• Written request: Look through the data below. Pick out the lines holding the string "human".

# # # # # # #

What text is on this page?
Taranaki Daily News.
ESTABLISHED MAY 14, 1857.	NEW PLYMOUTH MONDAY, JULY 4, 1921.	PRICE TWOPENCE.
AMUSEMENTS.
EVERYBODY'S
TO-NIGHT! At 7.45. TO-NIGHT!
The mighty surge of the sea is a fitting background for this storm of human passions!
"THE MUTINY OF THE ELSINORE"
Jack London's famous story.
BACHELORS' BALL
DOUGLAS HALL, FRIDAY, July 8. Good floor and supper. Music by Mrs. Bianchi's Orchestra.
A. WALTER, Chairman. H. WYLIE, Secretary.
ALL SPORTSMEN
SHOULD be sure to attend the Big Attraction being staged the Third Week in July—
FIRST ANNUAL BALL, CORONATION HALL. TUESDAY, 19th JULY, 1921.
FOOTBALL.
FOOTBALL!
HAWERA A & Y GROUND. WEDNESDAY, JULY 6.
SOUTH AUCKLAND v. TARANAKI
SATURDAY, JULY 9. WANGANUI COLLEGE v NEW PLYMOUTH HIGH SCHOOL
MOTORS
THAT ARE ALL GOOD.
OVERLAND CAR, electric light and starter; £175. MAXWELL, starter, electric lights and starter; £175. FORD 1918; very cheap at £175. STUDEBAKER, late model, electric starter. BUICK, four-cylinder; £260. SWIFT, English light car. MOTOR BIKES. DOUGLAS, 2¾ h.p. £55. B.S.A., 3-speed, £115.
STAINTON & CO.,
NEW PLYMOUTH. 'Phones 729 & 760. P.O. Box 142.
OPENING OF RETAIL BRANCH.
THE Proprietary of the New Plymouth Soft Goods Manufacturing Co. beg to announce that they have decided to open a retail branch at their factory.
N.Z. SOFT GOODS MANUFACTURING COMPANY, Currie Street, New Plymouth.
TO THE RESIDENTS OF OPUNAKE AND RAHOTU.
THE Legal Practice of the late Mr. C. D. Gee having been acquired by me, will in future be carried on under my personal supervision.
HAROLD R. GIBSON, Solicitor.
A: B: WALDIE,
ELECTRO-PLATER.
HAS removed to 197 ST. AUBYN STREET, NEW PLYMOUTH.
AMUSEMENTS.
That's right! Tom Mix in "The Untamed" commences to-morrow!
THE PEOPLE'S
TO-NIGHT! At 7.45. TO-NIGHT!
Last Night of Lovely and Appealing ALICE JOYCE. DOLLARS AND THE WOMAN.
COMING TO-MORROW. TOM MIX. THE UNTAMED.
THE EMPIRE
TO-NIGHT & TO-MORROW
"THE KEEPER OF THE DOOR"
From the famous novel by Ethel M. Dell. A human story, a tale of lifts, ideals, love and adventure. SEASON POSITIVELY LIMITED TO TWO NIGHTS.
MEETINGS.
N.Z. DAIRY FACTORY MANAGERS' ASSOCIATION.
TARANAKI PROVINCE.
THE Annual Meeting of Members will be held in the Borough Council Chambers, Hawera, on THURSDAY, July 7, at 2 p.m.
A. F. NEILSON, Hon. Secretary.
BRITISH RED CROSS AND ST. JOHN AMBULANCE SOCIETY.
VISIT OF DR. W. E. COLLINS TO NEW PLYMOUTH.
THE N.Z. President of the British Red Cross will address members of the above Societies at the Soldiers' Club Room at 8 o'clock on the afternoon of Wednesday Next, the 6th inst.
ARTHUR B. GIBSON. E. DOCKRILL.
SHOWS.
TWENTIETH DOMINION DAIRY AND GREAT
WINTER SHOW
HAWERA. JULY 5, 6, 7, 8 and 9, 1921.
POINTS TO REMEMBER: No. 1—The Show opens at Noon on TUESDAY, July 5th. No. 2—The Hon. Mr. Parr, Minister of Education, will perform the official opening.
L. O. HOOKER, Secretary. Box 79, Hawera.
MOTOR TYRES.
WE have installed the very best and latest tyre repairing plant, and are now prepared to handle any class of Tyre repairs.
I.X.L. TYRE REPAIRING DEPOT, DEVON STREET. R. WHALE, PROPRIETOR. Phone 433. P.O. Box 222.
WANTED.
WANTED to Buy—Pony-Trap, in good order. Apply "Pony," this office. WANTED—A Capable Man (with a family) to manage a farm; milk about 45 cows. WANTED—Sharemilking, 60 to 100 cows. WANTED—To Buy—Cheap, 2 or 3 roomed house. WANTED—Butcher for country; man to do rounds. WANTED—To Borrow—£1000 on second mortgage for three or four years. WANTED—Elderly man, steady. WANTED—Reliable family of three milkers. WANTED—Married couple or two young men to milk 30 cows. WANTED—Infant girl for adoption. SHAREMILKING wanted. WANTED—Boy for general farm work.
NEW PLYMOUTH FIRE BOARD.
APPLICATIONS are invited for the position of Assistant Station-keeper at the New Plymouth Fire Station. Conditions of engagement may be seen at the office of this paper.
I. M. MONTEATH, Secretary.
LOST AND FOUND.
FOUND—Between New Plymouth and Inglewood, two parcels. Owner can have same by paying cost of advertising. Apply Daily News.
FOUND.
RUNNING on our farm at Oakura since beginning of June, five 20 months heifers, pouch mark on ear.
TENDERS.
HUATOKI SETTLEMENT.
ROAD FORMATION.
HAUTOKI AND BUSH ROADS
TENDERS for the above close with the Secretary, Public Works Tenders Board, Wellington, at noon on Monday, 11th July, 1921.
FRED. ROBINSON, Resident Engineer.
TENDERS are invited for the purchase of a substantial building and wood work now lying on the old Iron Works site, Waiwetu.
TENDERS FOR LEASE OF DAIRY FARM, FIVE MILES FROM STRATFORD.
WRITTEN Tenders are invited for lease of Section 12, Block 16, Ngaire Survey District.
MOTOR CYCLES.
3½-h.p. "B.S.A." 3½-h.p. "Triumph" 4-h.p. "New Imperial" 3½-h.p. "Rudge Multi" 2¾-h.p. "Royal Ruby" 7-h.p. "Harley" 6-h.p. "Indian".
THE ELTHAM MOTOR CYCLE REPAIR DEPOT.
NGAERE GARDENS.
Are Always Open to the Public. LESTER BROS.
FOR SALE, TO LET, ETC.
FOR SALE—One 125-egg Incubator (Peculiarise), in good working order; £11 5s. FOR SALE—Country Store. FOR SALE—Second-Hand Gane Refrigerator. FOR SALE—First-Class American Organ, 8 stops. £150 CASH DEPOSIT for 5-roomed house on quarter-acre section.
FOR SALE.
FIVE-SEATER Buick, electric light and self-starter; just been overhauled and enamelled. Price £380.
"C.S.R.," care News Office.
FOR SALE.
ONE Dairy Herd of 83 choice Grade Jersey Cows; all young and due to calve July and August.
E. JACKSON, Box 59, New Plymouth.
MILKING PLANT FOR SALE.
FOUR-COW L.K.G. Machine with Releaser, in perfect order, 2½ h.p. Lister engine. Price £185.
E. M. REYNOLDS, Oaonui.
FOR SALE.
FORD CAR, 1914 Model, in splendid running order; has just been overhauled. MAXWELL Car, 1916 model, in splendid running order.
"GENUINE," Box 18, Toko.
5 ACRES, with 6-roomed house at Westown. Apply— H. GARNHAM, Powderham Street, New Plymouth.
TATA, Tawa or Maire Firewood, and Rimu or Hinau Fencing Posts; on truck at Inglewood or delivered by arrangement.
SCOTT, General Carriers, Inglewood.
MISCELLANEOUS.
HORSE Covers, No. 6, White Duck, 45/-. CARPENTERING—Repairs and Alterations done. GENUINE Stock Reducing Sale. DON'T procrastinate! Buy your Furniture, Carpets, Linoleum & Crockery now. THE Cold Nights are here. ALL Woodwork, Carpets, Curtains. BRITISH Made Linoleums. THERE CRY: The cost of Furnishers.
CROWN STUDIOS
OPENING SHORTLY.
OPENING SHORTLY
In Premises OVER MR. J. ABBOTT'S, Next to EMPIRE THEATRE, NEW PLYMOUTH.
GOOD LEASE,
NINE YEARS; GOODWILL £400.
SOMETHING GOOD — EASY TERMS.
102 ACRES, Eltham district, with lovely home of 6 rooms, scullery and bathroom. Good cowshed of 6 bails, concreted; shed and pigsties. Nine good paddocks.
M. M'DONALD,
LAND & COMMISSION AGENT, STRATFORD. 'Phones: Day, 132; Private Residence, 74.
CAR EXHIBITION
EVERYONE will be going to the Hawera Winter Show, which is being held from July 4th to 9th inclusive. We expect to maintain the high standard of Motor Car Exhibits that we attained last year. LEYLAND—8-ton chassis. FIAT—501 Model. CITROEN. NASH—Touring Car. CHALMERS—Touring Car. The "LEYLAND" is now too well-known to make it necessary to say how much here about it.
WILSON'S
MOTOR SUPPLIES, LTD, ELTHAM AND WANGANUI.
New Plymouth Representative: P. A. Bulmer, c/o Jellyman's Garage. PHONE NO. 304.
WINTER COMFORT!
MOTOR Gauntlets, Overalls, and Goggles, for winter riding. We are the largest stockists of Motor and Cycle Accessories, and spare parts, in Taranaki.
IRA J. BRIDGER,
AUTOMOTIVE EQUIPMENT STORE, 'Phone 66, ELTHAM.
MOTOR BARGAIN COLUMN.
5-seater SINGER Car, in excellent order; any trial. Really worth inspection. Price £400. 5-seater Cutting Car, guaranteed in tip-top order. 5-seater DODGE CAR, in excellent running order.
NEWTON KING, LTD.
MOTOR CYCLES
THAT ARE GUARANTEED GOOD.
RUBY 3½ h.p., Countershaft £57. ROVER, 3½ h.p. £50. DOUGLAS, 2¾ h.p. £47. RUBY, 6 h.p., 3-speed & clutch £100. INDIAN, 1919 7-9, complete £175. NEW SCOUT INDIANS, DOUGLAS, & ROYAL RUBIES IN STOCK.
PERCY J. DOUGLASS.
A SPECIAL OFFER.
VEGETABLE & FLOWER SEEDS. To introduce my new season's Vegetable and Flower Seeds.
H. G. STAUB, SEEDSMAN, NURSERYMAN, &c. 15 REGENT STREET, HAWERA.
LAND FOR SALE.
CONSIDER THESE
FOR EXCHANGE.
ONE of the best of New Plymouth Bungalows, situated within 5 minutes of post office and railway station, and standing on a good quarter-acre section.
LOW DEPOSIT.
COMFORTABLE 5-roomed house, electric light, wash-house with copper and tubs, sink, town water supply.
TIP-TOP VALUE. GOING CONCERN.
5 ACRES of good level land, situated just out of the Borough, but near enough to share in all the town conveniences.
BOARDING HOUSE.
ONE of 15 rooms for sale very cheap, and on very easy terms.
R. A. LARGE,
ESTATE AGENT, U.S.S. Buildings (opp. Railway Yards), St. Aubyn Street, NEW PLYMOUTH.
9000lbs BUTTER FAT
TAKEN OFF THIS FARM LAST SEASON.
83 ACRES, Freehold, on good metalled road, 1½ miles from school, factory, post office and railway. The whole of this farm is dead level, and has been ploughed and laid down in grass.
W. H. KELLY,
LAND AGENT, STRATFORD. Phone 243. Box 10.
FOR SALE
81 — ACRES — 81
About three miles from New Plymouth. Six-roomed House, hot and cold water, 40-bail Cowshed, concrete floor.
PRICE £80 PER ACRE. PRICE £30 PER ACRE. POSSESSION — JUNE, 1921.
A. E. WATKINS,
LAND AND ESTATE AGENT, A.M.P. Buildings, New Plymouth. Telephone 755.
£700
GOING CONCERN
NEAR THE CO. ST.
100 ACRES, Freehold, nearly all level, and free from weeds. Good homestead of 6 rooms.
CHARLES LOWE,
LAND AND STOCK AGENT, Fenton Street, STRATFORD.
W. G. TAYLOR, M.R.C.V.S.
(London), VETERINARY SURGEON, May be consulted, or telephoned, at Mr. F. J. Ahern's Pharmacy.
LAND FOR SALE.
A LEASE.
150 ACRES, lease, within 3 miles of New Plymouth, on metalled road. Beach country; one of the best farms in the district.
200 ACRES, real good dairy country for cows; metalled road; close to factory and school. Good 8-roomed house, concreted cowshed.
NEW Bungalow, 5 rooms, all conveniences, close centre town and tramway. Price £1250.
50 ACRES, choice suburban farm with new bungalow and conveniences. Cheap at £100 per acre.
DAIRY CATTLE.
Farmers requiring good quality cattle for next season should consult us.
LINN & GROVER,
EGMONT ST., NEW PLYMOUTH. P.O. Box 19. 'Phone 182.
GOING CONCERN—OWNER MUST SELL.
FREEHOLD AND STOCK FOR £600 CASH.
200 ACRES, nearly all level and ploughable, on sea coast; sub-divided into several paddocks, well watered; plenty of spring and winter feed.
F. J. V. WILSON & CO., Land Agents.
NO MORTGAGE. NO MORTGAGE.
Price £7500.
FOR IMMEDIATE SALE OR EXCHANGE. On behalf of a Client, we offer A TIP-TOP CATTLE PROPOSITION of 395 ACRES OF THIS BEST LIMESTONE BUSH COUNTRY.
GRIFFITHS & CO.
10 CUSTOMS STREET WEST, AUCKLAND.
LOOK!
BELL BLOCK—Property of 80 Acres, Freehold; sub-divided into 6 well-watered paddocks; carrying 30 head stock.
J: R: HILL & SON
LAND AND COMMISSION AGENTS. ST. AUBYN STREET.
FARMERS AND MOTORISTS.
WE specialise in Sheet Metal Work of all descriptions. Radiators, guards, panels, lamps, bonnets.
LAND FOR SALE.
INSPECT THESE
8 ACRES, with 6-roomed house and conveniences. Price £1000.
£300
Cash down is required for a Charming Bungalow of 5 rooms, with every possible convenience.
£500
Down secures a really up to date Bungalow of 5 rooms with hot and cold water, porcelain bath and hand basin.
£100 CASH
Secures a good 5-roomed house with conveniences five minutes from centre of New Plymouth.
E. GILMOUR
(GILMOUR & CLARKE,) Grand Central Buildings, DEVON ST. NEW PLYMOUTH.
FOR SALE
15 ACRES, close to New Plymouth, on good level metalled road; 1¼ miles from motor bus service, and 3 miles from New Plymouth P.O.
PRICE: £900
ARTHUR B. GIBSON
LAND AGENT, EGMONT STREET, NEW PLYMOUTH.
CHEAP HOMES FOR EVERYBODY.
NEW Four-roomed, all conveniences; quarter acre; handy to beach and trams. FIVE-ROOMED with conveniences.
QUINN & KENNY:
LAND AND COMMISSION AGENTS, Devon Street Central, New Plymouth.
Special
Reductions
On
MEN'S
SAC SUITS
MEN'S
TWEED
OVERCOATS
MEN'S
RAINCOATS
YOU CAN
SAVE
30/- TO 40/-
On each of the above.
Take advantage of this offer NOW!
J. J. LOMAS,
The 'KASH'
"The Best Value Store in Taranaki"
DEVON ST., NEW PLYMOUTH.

# # # # # # #

• Solution for this exercise:
The mighty surge of the sea is a fitting background for this storm of human passions!
From the famous novel by Ethel M. Dell. A human story, a tale of lifts, ideals, love and adventure. SEASON POSITIVELY LIMITED TO TWO NIGHTS.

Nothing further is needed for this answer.